▶ Prompt
State how many lines of the entries hold the string "text", and nothing more.

▶ Data for this exercise
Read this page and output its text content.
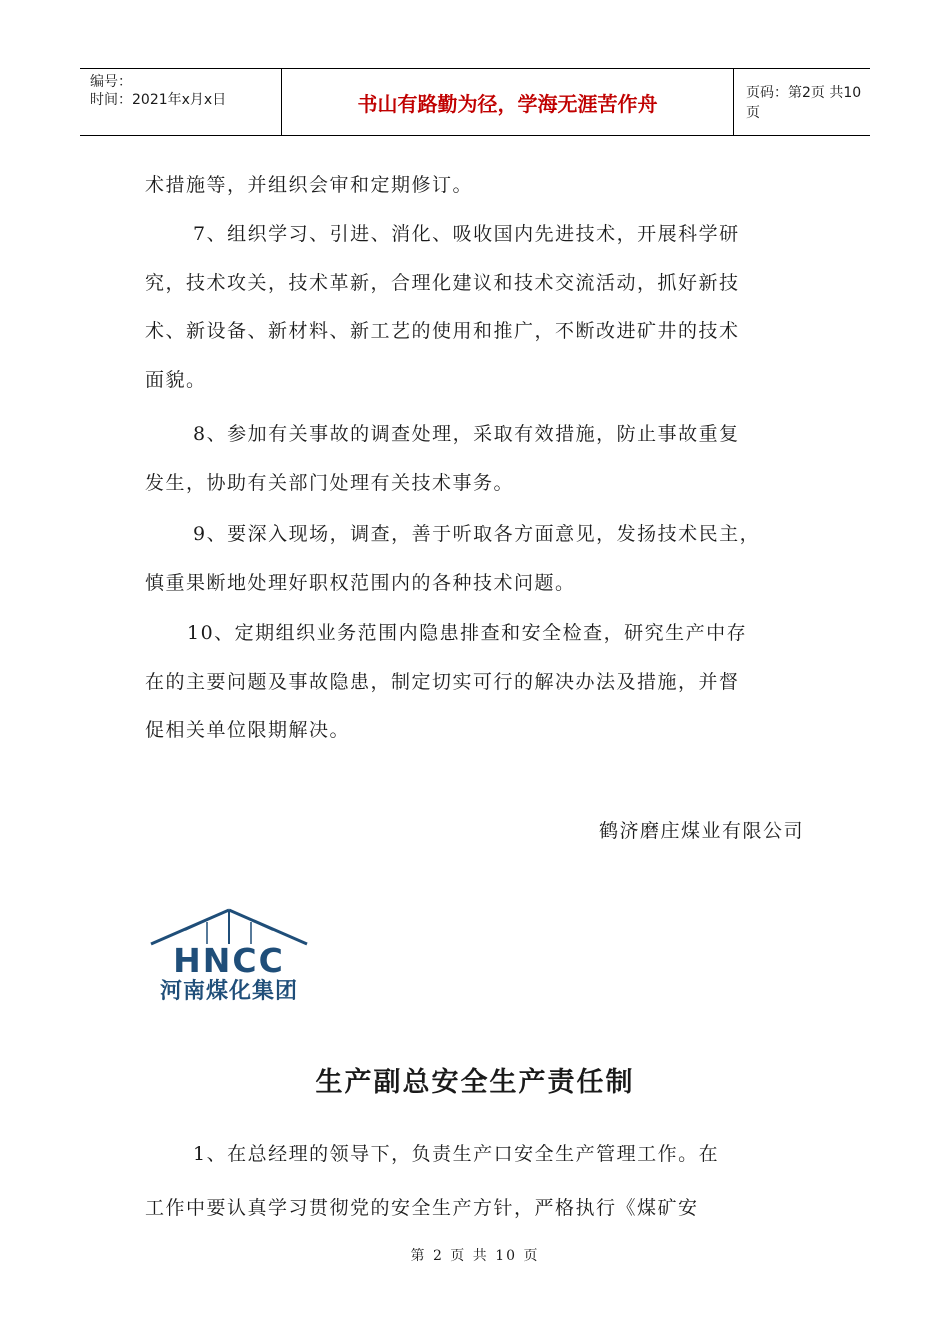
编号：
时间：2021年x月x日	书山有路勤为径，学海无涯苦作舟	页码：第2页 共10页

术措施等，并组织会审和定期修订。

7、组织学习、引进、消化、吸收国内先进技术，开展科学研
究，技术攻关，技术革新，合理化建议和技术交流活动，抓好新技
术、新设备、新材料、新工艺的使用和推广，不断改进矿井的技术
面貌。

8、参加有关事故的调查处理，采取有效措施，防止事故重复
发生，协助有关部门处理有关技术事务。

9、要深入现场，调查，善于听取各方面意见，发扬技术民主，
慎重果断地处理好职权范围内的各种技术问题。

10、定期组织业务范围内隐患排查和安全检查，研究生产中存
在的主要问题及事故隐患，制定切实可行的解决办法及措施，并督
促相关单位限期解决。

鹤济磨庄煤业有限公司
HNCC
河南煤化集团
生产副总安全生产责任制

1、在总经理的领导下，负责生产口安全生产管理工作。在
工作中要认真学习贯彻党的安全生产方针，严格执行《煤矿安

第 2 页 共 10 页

==

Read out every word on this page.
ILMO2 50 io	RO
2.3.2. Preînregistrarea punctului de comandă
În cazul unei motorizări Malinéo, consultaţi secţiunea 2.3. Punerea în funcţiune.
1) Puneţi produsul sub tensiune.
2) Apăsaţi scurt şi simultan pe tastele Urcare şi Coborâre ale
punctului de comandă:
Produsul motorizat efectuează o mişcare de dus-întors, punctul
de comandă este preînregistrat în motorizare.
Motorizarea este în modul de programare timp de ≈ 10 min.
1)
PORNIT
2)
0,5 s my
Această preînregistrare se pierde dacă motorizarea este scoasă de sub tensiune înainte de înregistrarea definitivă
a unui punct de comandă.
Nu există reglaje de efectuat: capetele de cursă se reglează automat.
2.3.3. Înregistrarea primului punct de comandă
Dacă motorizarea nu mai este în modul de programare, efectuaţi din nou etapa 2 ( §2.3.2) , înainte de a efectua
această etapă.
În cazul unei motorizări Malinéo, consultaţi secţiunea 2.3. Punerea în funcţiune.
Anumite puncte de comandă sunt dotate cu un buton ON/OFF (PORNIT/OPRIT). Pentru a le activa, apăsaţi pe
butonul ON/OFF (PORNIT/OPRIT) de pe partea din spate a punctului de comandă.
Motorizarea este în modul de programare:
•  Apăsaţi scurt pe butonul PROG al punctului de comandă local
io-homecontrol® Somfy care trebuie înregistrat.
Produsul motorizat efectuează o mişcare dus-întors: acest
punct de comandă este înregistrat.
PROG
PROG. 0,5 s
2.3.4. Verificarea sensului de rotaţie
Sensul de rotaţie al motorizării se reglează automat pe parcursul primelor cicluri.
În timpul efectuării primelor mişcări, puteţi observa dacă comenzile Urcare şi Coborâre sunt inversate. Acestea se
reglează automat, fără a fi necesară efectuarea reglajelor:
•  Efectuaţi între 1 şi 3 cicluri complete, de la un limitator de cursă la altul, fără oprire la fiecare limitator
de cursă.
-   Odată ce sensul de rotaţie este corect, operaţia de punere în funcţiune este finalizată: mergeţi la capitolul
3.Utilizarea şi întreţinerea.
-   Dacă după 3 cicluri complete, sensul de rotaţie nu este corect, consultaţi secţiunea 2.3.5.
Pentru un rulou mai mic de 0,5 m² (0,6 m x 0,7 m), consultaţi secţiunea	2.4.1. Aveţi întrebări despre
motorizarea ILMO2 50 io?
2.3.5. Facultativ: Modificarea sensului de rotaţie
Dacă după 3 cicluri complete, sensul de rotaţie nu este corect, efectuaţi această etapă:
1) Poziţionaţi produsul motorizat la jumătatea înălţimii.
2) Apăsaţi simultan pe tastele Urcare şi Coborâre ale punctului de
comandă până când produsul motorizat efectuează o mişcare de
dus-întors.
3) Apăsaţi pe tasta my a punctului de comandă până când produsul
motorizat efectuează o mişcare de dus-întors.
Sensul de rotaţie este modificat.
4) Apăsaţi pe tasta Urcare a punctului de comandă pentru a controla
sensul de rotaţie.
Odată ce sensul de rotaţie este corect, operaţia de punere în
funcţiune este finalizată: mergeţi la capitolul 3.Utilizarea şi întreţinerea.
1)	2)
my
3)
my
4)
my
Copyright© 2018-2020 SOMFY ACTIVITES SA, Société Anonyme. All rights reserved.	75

* * *

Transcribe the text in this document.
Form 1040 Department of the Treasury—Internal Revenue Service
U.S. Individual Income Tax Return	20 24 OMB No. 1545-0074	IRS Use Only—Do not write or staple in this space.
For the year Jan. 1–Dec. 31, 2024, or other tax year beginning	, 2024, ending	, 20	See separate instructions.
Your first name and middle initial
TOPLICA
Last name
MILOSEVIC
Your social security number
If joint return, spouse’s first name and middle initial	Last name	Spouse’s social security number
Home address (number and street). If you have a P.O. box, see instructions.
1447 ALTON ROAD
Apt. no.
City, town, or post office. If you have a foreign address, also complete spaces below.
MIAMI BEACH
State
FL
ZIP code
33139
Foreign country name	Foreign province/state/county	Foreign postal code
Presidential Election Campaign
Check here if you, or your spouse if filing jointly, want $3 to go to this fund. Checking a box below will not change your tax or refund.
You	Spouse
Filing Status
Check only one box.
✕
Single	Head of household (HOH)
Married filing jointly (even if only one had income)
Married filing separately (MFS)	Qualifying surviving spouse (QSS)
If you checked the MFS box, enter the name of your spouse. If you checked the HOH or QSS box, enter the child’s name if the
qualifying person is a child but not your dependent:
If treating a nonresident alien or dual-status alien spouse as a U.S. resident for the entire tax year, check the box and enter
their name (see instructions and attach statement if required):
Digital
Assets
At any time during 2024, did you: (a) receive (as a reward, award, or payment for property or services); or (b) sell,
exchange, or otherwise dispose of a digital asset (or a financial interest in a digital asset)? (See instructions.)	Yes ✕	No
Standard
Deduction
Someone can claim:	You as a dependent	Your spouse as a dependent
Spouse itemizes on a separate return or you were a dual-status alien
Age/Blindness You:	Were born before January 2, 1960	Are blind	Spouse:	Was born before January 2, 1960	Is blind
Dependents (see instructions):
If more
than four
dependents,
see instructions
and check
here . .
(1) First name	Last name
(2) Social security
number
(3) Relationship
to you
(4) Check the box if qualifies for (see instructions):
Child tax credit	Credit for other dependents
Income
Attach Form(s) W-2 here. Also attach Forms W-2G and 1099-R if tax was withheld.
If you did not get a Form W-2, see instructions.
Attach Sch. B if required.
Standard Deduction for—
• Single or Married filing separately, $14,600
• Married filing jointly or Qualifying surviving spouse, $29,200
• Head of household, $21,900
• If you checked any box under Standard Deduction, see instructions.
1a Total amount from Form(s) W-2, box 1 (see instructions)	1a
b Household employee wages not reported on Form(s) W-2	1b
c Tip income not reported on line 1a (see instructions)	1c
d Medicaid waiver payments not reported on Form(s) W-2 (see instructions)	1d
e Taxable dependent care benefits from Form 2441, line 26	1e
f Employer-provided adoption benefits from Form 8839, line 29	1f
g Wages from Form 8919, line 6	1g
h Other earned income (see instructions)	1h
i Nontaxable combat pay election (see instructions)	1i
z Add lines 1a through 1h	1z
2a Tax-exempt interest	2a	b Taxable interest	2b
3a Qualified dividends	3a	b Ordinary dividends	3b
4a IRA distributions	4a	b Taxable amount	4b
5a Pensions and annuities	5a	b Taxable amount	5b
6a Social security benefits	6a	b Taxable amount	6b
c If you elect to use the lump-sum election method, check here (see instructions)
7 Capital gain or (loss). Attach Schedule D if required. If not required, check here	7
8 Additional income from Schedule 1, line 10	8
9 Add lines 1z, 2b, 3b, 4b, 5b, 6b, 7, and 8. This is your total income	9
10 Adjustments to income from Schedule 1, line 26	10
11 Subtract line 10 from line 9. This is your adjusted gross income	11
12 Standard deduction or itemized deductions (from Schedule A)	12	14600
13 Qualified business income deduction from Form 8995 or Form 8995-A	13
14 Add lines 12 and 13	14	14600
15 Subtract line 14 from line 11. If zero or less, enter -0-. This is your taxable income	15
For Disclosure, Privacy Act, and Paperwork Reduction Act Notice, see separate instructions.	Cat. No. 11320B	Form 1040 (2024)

▶ In response
2